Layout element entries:

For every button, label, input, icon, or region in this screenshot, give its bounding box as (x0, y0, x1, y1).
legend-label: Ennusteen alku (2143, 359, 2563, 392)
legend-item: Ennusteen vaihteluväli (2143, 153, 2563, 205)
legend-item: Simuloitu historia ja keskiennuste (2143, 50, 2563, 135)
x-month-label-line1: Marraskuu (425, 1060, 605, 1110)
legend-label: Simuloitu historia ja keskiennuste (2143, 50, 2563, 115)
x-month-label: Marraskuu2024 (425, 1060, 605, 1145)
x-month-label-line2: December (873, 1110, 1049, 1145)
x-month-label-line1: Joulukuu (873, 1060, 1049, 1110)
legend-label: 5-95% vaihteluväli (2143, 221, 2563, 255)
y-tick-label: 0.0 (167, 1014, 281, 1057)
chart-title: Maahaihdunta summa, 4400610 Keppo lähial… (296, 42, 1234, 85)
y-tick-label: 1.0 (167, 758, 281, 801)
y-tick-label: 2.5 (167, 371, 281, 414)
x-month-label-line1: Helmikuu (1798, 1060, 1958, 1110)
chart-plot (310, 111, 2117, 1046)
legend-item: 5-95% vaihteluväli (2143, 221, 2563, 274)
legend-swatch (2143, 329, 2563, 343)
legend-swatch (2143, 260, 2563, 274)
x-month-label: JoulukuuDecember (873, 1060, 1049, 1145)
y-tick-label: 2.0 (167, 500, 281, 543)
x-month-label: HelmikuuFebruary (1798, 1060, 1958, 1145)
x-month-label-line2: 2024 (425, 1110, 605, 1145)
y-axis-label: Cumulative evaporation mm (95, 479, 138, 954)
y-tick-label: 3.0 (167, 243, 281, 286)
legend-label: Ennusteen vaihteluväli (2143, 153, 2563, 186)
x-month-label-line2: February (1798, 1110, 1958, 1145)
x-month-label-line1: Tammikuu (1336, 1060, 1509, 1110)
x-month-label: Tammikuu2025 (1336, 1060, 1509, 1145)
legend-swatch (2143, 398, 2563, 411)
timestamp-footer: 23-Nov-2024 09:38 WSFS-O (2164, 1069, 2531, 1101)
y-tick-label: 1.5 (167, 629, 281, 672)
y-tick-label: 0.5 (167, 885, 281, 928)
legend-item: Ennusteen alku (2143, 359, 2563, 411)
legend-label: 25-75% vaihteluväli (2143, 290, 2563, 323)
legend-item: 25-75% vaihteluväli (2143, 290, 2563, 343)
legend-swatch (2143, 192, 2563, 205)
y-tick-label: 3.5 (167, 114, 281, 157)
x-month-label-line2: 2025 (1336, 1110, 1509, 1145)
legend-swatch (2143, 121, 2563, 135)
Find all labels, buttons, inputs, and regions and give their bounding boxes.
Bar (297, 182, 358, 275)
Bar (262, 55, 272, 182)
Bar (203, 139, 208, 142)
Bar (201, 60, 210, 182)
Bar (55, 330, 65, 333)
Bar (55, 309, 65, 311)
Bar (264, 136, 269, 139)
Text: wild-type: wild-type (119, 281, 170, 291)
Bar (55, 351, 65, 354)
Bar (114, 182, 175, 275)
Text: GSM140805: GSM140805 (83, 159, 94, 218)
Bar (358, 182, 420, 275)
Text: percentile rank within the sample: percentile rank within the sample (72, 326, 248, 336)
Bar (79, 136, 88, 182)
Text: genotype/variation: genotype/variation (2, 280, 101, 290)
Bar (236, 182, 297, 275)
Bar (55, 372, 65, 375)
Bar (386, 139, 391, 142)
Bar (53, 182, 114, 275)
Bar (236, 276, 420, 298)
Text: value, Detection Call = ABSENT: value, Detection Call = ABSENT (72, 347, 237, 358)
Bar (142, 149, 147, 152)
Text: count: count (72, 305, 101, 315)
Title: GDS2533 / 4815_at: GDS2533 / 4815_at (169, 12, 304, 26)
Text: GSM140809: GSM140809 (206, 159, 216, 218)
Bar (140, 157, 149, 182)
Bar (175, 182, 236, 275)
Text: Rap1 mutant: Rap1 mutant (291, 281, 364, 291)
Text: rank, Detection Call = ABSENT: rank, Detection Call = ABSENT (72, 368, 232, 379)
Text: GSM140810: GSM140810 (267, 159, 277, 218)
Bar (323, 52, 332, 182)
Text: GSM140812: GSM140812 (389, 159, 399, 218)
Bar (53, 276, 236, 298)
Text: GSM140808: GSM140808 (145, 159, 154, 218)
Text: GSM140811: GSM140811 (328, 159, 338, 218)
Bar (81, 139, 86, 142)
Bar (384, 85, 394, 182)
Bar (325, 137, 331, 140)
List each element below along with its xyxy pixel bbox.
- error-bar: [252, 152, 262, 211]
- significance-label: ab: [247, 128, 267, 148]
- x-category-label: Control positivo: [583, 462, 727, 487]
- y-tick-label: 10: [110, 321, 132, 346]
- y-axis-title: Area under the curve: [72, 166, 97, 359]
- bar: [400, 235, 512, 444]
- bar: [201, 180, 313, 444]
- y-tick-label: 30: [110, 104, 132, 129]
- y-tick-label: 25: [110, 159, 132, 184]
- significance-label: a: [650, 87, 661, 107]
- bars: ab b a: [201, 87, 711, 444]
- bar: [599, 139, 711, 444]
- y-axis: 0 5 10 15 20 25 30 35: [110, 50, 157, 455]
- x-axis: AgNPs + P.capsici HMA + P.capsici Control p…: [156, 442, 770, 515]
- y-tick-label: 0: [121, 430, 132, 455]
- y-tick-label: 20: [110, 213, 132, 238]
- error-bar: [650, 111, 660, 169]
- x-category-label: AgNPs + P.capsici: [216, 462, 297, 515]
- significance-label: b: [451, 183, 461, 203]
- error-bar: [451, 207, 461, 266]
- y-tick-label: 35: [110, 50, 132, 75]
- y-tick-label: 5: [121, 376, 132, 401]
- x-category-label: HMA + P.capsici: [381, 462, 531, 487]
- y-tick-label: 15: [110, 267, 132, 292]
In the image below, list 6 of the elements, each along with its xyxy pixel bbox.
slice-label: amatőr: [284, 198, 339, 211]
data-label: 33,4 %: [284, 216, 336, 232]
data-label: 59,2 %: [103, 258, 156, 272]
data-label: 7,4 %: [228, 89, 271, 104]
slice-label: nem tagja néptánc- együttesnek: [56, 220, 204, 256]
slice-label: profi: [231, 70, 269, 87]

**INSTRUCTION**
Extract every line of the data above verbatim, without changing any character.

**REPLY**
For every button, label, input, icon, or region in this screenshot, give its bounding box as (x0, y0, x1, y1).
legend-label: Ennusteen alku (2143, 359, 2563, 392)
legend-item: Ennusteen vaihteluväli (2143, 153, 2563, 205)
legend-item: Simuloitu historia ja keskiennuste (2143, 50, 2563, 135)
x-month-label-line1: Marraskuu (425, 1060, 605, 1110)
legend-label: Simuloitu historia ja keskiennuste (2143, 50, 2563, 115)
x-month-label: Marraskuu2024 (425, 1060, 605, 1145)
x-month-label-line2: December (873, 1110, 1049, 1145)
x-month-label-line1: Joulukuu (873, 1060, 1049, 1110)
legend-label: 5-95% vaihteluväli (2143, 221, 2563, 255)
y-tick-label: 0.0 (167, 1014, 281, 1057)
chart-title: Maahaihdunta summa, 4400610 Keppo lähial… (296, 42, 1234, 85)
y-tick-label: 1.0 (167, 758, 281, 801)
y-tick-label: 2.5 (167, 371, 281, 414)
x-month-label-line1: Helmikuu (1798, 1060, 1958, 1110)
chart-plot (310, 111, 2117, 1046)
legend-item: 5-95% vaihteluväli (2143, 221, 2563, 274)
legend-swatch (2143, 329, 2563, 343)
legend-swatch (2143, 260, 2563, 274)
x-month-label: JoulukuuDecember (873, 1060, 1049, 1145)
y-tick-label: 2.0 (167, 500, 281, 543)
x-month-label: HelmikuuFebruary (1798, 1060, 1958, 1145)
x-month-label-line2: 2024 (425, 1110, 605, 1145)
y-axis-label: Cumulative evaporation mm (95, 479, 138, 954)
y-tick-label: 3.0 (167, 243, 281, 286)
legend-label: Ennusteen vaihteluväli (2143, 153, 2563, 186)
x-month-label-line2: February (1798, 1110, 1958, 1145)
x-month-label-line1: Tammikuu (1336, 1060, 1509, 1110)
x-month-label: Tammikuu2025 (1336, 1060, 1509, 1145)
legend-swatch (2143, 398, 2563, 411)
timestamp-footer: 23-Nov-2024 09:38 WSFS-O (2164, 1069, 2531, 1101)
y-tick-label: 1.5 (167, 629, 281, 672)
y-tick-label: 0.5 (167, 885, 281, 928)
legend-item: Ennusteen alku (2143, 359, 2563, 411)
legend-label: 25-75% vaihteluväli (2143, 290, 2563, 323)
legend-item: 25-75% vaihteluväli (2143, 290, 2563, 343)
legend-swatch (2143, 192, 2563, 205)
y-tick-label: 3.5 (167, 114, 281, 157)
x-month-label-line2: 2025 (1336, 1110, 1509, 1145)
legend-swatch (2143, 121, 2563, 135)
Find all labels, buttons, inputs, and regions and give their bounding boxes.
Bar (297, 182, 358, 275)
Bar (262, 55, 272, 182)
Bar (203, 139, 208, 142)
Bar (201, 60, 210, 182)
Bar (55, 330, 65, 333)
Bar (55, 309, 65, 311)
Bar (264, 136, 269, 139)
Text: wild-type: wild-type (119, 281, 170, 291)
Bar (55, 351, 65, 354)
Bar (114, 182, 175, 275)
Text: GSM140805: GSM140805 (83, 159, 94, 218)
Bar (358, 182, 420, 275)
Text: percentile rank within the sample: percentile rank within the sample (72, 326, 248, 336)
Bar (79, 136, 88, 182)
Text: genotype/variation: genotype/variation (2, 280, 101, 290)
Bar (236, 182, 297, 275)
Bar (55, 372, 65, 375)
Bar (386, 139, 391, 142)
Bar (53, 182, 114, 275)
Bar (236, 276, 420, 298)
Text: value, Detection Call = ABSENT: value, Detection Call = ABSENT (72, 347, 237, 358)
Bar (142, 149, 147, 152)
Text: count: count (72, 305, 101, 315)
Title: GDS2533 / 4815_at: GDS2533 / 4815_at (169, 12, 304, 26)
Text: GSM140809: GSM140809 (206, 159, 216, 218)
Bar (140, 157, 149, 182)
Bar (175, 182, 236, 275)
Text: Rap1 mutant: Rap1 mutant (291, 281, 364, 291)
Text: rank, Detection Call = ABSENT: rank, Detection Call = ABSENT (72, 368, 232, 379)
Text: GSM140810: GSM140810 (267, 159, 277, 218)
Bar (323, 52, 332, 182)
Text: GSM140812: GSM140812 (389, 159, 399, 218)
Bar (53, 276, 236, 298)
Text: GSM140808: GSM140808 (145, 159, 154, 218)
Text: GSM140811: GSM140811 (328, 159, 338, 218)
Bar (81, 139, 86, 142)
Bar (384, 85, 394, 182)
Bar (325, 137, 331, 140)
List each element below along with its xyxy pixel bbox.
- error-bar: [252, 152, 262, 211]
- significance-label: ab: [247, 128, 267, 148]
- x-category-label: Control positivo: [583, 462, 727, 487]
- y-tick-label: 10: [110, 321, 132, 346]
- y-axis-title: Area under the curve: [72, 166, 97, 359]
- bar: [400, 235, 512, 444]
- bar: [201, 180, 313, 444]
- y-tick-label: 30: [110, 104, 132, 129]
- y-tick-label: 25: [110, 159, 132, 184]
- significance-label: a: [650, 87, 661, 107]
- bars: ab b a: [201, 87, 711, 444]
- bar: [599, 139, 711, 444]
- y-axis: 0 5 10 15 20 25 30 35: [110, 50, 157, 455]
- x-axis: AgNPs + P.capsici HMA + P.capsici Control p…: [156, 442, 770, 515]
- y-tick-label: 0: [121, 430, 132, 455]
- y-tick-label: 20: [110, 213, 132, 238]
- error-bar: [650, 111, 660, 169]
- x-category-label: AgNPs + P.capsici: [216, 462, 297, 515]
- significance-label: b: [451, 183, 461, 203]
- error-bar: [451, 207, 461, 266]
- y-tick-label: 35: [110, 50, 132, 75]
- y-tick-label: 5: [121, 376, 132, 401]
- x-category-label: HMA + P.capsici: [381, 462, 531, 487]
- y-tick-label: 15: [110, 267, 132, 292]
In the image below, list 6 of the elements, each along with its xyxy pixel bbox.
slice-label: amatőr: [284, 198, 339, 211]
data-label: 33,4 %: [284, 216, 336, 232]
data-label: 59,2 %: [103, 258, 156, 272]
data-label: 7,4 %: [228, 89, 271, 104]
slice-label: nem tagja néptánc- együttesnek: [56, 220, 204, 256]
slice-label: profi: [231, 70, 269, 87]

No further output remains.